● **Data to use**
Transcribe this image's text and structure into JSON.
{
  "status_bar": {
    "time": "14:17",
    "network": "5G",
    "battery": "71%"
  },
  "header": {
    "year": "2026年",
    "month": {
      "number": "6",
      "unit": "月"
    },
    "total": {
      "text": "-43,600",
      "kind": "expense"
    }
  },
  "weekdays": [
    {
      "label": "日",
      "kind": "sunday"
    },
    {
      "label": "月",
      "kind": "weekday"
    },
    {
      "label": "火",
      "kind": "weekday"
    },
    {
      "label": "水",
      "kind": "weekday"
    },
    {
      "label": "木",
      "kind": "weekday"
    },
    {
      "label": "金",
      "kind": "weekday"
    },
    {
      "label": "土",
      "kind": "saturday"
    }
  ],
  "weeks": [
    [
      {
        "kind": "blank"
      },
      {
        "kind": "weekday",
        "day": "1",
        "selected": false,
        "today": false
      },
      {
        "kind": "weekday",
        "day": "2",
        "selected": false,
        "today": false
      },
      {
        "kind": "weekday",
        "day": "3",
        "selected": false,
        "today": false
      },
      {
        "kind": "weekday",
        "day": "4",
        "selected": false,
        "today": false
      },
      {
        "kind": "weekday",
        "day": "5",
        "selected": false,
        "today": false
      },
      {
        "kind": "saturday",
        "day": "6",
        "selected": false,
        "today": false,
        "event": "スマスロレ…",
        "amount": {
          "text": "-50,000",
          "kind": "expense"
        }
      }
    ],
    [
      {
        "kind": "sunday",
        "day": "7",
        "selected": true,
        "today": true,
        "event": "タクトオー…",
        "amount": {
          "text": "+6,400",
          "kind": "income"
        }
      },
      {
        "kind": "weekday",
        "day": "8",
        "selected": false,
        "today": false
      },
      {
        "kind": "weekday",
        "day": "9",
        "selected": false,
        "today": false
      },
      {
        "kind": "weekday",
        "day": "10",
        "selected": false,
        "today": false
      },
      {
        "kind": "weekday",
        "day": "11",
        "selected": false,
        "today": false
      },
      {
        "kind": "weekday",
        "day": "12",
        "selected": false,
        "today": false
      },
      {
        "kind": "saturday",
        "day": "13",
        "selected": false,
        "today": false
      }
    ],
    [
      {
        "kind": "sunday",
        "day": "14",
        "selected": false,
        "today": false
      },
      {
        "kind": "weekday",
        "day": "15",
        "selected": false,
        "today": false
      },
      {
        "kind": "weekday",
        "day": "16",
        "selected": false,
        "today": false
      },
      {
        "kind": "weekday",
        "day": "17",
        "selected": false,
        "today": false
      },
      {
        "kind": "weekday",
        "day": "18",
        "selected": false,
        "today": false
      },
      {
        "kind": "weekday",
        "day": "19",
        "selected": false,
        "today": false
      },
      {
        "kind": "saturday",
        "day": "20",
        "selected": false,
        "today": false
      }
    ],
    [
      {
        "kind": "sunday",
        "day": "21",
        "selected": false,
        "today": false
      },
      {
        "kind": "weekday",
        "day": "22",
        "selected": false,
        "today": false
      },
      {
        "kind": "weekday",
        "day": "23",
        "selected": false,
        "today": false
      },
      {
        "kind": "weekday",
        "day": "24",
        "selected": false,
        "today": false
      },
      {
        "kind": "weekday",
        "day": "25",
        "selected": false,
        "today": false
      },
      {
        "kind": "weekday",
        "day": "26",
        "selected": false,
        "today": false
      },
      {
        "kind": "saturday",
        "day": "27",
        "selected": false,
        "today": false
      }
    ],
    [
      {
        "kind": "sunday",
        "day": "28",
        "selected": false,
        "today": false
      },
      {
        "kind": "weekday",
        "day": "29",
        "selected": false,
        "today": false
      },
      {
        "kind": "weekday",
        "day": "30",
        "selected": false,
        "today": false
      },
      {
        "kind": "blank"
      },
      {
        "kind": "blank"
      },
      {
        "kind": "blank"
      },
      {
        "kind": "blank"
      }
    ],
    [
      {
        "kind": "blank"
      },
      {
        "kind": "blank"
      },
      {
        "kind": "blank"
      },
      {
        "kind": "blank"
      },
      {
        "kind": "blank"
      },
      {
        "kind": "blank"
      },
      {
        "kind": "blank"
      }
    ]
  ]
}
--
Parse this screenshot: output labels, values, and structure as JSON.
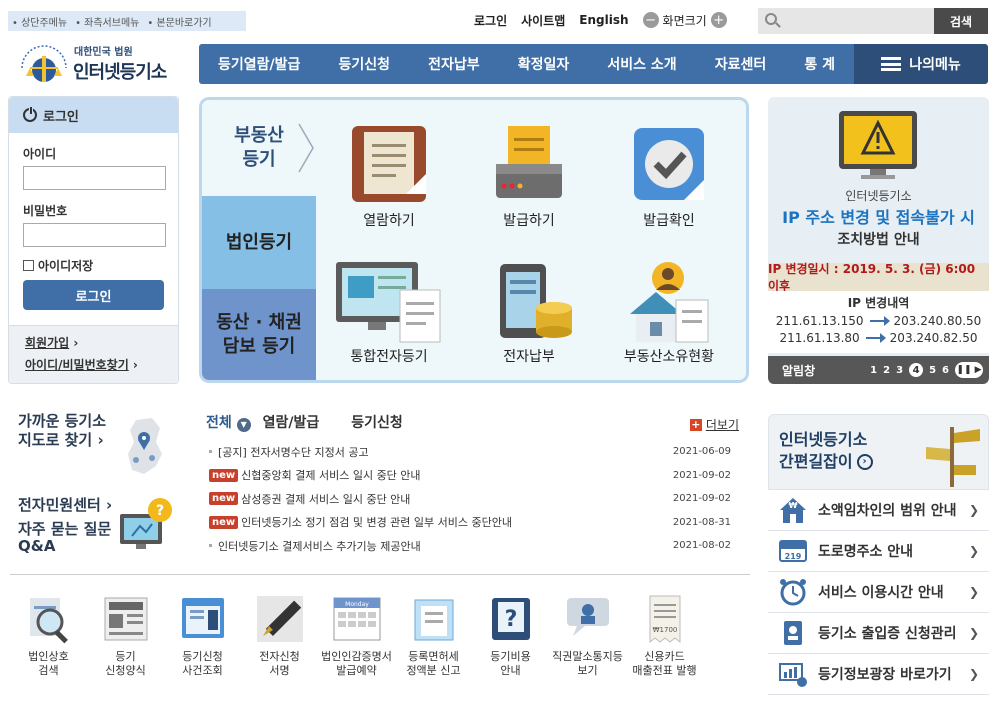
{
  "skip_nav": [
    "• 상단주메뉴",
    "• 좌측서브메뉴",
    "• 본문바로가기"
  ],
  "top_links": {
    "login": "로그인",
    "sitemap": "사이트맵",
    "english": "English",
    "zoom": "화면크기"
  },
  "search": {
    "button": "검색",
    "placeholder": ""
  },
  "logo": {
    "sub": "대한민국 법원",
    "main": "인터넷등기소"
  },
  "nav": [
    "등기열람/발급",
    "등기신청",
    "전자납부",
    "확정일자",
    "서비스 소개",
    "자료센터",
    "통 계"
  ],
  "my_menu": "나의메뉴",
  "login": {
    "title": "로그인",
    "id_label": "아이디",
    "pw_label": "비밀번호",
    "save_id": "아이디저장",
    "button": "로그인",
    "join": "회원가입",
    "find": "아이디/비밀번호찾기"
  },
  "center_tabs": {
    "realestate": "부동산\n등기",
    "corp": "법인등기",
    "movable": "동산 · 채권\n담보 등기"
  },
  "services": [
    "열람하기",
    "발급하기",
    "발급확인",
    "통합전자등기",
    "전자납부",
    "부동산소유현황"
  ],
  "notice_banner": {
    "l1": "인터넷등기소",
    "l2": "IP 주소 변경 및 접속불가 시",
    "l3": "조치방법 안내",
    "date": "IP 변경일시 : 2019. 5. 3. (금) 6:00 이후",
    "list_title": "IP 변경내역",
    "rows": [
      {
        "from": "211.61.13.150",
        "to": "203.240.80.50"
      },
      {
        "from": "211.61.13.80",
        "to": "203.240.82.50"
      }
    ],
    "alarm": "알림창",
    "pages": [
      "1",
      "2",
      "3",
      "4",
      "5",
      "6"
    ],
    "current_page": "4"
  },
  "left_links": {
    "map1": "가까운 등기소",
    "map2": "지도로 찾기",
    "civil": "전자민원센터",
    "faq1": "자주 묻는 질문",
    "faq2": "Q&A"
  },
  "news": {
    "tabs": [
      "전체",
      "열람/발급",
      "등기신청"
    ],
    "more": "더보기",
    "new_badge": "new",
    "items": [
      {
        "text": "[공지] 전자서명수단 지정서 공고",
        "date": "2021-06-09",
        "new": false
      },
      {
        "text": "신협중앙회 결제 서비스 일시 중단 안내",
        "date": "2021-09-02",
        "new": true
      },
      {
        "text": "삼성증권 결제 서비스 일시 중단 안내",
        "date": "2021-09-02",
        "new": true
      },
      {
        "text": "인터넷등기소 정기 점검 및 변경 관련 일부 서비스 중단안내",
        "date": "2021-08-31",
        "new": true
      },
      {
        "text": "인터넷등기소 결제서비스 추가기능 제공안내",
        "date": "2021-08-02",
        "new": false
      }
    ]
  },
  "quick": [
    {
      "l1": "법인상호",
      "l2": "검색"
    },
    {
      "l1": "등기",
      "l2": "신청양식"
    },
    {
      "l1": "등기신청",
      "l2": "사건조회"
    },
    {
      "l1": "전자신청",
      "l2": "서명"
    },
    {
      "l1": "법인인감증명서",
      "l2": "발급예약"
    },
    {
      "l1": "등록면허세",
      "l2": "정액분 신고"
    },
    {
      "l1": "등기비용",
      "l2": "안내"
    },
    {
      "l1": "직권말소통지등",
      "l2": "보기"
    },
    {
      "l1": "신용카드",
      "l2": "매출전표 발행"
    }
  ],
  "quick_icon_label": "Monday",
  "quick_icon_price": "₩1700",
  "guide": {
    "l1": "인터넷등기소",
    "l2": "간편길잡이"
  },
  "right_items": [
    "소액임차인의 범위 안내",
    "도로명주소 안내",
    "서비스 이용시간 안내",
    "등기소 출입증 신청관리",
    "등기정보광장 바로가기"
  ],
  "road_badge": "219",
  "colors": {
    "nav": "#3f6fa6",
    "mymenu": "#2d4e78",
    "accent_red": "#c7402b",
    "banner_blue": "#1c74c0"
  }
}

● **Aim**
Scan the records for the string "text". Copy each line in which it appears.

● **Complete answer**
Transcribe this image's text and structure into JSON.
      "text": "-43,600",
          "text": "-50,000",
          "text": "+6,400",
        "text": "[공지] 전자서명수단 지정서 공고",
        "text": "신협중앙회 결제 서비스 일시 중단 안내",
        "text": "삼성증권 결제 서비스 일시 중단 안내",
        "text": "인터넷등기소 정기 점검 및 변경 관련 일부 서비스 중단안내",
        "text": "인터넷등기소 결제서비스 추가기능 제공안내",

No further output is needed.